▶ _Supplied records_:
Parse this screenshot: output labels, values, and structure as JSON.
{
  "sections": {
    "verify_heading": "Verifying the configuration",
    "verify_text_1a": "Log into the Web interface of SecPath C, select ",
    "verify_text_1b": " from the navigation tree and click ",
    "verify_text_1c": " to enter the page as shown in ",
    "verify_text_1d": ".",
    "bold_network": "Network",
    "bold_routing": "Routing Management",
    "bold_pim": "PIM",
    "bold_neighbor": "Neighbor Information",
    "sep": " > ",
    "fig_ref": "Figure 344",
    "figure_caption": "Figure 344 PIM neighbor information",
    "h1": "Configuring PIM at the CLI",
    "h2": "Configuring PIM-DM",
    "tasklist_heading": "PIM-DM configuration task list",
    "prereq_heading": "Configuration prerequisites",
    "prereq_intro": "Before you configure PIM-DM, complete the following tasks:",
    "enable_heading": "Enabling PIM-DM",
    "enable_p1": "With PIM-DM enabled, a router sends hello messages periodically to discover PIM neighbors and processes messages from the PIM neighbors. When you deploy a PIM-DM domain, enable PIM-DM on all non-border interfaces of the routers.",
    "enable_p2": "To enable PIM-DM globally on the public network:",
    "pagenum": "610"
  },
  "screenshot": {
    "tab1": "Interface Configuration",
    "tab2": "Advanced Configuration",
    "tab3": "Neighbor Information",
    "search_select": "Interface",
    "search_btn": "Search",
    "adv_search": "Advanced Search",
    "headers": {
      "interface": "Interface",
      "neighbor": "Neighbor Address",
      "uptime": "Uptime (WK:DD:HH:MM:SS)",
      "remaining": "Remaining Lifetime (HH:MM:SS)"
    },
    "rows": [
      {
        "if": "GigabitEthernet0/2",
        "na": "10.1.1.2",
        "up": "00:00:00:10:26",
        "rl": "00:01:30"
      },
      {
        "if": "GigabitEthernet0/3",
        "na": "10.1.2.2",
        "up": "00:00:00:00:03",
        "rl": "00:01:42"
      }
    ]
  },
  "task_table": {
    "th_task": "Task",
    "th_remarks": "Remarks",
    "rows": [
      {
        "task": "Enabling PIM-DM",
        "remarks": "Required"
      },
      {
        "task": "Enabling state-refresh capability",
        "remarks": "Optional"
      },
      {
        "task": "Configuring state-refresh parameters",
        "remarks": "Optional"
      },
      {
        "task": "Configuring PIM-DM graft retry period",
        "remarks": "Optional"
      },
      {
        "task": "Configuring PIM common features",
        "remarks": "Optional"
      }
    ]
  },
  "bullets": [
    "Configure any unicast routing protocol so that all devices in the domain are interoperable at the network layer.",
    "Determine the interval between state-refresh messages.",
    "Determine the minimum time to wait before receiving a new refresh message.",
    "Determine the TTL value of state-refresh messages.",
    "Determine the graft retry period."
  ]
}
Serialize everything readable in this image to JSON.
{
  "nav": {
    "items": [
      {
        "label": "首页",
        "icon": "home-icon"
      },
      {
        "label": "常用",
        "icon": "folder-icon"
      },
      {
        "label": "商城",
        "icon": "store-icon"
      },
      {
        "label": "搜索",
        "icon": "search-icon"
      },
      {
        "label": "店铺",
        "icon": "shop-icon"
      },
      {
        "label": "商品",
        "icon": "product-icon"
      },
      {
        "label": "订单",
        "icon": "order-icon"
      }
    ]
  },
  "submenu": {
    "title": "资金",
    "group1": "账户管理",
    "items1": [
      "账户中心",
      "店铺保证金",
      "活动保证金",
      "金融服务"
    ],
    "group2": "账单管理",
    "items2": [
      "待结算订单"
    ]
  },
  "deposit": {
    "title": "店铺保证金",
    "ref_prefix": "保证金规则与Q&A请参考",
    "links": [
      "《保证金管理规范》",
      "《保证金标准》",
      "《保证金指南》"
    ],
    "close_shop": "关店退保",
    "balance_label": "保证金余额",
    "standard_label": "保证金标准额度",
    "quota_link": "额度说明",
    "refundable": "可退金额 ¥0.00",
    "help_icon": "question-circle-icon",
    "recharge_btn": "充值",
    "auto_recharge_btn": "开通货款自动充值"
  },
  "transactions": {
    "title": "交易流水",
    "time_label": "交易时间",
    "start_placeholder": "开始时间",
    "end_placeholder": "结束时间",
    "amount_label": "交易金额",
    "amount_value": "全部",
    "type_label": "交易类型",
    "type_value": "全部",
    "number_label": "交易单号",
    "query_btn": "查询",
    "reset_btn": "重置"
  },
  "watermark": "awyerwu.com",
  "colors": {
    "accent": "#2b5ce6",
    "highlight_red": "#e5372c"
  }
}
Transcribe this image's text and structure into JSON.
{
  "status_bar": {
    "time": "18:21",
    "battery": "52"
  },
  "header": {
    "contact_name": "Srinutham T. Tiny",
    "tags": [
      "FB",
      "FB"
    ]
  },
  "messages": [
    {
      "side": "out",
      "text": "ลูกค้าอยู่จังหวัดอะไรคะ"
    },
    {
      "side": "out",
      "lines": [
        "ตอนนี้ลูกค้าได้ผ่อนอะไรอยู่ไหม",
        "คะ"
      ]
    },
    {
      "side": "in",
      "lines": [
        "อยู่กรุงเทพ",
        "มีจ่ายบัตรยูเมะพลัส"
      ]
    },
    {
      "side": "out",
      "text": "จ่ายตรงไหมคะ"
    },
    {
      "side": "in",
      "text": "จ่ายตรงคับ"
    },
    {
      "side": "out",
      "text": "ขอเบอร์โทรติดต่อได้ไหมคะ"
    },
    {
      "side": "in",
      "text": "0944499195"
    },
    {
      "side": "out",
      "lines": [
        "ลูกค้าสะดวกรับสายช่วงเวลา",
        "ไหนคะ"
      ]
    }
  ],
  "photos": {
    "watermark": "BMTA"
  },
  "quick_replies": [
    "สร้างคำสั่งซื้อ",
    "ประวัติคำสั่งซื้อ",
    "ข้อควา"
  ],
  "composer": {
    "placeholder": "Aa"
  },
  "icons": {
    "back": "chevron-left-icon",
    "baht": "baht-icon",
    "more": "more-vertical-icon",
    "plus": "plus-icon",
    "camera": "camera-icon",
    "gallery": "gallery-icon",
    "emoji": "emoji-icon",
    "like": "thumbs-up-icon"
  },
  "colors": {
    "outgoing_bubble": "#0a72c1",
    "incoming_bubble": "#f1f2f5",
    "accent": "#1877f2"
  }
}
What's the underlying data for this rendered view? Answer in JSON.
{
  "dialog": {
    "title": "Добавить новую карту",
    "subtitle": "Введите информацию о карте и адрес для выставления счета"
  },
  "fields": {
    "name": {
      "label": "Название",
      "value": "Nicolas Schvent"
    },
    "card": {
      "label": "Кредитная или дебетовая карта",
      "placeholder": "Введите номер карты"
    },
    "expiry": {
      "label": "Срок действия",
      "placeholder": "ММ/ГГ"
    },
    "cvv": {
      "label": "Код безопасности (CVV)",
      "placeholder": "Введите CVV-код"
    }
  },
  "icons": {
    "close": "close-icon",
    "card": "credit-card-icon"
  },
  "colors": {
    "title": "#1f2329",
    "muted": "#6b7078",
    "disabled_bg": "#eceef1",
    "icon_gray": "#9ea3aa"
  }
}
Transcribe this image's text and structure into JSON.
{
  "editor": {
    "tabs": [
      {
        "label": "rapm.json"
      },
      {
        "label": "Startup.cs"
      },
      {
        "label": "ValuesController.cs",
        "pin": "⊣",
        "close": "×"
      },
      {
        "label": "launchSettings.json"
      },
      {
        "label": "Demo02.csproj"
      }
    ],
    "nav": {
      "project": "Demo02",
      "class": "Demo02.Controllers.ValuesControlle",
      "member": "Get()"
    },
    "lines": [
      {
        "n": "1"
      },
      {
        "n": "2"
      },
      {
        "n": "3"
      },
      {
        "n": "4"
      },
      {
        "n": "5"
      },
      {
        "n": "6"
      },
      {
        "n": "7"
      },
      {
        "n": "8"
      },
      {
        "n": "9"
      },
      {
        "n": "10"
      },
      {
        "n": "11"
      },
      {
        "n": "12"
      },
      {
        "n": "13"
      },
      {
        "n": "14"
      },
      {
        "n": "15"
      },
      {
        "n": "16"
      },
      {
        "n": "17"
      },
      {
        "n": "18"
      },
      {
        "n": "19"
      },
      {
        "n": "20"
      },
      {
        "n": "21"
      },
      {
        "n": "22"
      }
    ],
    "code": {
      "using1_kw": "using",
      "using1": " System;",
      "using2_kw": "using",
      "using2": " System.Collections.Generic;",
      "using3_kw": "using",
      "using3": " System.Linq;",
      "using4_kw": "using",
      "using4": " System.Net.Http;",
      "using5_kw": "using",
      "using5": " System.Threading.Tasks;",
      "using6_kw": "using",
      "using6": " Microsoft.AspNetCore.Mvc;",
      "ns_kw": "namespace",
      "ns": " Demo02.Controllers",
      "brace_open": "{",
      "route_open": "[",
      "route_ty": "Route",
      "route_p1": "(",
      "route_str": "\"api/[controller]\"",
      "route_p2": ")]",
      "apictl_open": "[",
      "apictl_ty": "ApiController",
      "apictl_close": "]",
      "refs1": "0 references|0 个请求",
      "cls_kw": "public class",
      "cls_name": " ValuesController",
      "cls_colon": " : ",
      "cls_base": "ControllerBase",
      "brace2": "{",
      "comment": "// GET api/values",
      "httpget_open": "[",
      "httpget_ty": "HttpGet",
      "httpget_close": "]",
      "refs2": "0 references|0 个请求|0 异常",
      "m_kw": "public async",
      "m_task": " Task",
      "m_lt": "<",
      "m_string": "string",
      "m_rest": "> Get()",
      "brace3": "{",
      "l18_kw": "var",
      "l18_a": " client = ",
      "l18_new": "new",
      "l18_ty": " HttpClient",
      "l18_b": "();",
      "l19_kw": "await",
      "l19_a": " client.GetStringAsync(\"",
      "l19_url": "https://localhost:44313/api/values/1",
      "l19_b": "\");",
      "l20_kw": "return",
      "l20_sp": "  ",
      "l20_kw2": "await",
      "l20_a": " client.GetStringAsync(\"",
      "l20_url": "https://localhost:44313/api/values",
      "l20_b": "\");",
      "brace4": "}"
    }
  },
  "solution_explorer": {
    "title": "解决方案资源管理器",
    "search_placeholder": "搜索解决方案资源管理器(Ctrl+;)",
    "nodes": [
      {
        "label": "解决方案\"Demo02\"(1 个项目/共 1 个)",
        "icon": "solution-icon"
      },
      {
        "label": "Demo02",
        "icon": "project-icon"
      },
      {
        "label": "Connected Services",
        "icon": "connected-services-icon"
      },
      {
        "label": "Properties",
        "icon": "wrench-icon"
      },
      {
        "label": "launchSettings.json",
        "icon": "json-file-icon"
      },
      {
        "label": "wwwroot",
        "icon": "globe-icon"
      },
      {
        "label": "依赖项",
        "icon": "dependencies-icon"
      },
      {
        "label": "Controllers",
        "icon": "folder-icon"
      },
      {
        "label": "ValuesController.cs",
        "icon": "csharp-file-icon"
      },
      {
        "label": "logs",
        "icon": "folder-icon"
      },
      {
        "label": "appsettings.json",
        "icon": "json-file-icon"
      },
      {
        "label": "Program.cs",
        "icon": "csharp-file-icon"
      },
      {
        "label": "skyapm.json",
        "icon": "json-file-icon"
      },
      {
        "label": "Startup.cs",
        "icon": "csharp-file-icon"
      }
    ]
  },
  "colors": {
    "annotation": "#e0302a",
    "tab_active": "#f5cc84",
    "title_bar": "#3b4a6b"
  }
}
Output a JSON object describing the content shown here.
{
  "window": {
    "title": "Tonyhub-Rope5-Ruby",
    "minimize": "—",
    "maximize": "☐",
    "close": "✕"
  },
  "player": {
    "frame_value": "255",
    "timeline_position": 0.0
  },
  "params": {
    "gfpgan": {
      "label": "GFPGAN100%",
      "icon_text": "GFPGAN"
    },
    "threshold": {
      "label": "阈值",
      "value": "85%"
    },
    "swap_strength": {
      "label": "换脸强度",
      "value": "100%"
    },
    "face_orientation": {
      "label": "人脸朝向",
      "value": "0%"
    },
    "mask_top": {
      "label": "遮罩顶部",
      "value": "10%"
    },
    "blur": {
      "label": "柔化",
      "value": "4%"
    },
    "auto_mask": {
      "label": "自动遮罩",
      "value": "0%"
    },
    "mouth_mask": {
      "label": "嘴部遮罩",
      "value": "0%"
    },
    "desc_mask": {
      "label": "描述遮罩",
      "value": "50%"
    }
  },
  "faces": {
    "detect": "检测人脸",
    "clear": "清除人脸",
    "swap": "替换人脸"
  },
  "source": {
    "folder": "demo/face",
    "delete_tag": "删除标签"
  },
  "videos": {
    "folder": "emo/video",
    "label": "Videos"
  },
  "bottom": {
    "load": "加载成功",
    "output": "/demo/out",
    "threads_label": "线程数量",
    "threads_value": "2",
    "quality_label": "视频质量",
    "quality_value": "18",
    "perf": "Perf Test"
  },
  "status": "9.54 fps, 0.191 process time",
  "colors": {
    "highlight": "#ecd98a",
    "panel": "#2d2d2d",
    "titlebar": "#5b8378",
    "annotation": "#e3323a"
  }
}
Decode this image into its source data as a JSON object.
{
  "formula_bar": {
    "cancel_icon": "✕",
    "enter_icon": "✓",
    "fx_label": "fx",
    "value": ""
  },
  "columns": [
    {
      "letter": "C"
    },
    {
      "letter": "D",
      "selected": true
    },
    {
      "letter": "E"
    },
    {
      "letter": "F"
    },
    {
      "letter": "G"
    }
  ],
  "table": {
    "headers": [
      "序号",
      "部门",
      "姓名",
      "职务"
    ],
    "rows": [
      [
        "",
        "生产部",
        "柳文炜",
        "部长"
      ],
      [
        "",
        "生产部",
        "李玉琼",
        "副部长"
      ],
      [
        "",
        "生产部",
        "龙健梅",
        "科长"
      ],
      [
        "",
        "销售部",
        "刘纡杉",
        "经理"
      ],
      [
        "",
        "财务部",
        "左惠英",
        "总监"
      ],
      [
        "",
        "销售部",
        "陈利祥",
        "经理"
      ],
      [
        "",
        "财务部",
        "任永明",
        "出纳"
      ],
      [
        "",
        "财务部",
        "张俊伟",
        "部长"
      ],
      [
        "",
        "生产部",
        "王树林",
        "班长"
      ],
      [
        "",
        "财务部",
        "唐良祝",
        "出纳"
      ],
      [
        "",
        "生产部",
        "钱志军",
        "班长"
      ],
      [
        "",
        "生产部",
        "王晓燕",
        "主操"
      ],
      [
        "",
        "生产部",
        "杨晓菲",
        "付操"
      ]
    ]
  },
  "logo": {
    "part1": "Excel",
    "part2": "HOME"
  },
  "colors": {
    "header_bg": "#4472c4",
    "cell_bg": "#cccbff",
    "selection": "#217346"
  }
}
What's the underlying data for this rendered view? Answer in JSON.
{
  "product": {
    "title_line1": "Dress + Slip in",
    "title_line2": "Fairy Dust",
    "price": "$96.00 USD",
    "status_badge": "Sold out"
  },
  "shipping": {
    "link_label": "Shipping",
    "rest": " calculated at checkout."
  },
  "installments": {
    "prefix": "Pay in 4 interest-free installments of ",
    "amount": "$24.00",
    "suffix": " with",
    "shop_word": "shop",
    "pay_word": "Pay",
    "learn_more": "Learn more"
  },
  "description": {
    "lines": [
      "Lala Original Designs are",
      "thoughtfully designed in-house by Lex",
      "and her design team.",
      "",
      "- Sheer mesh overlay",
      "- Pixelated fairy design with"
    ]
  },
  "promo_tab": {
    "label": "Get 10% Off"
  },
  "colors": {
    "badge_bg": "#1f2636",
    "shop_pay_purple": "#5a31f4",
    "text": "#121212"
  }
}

▶ _The problem_: Of the lines above, how many include the word "this"? Reply with the number alone.

▶ _Written response_: 7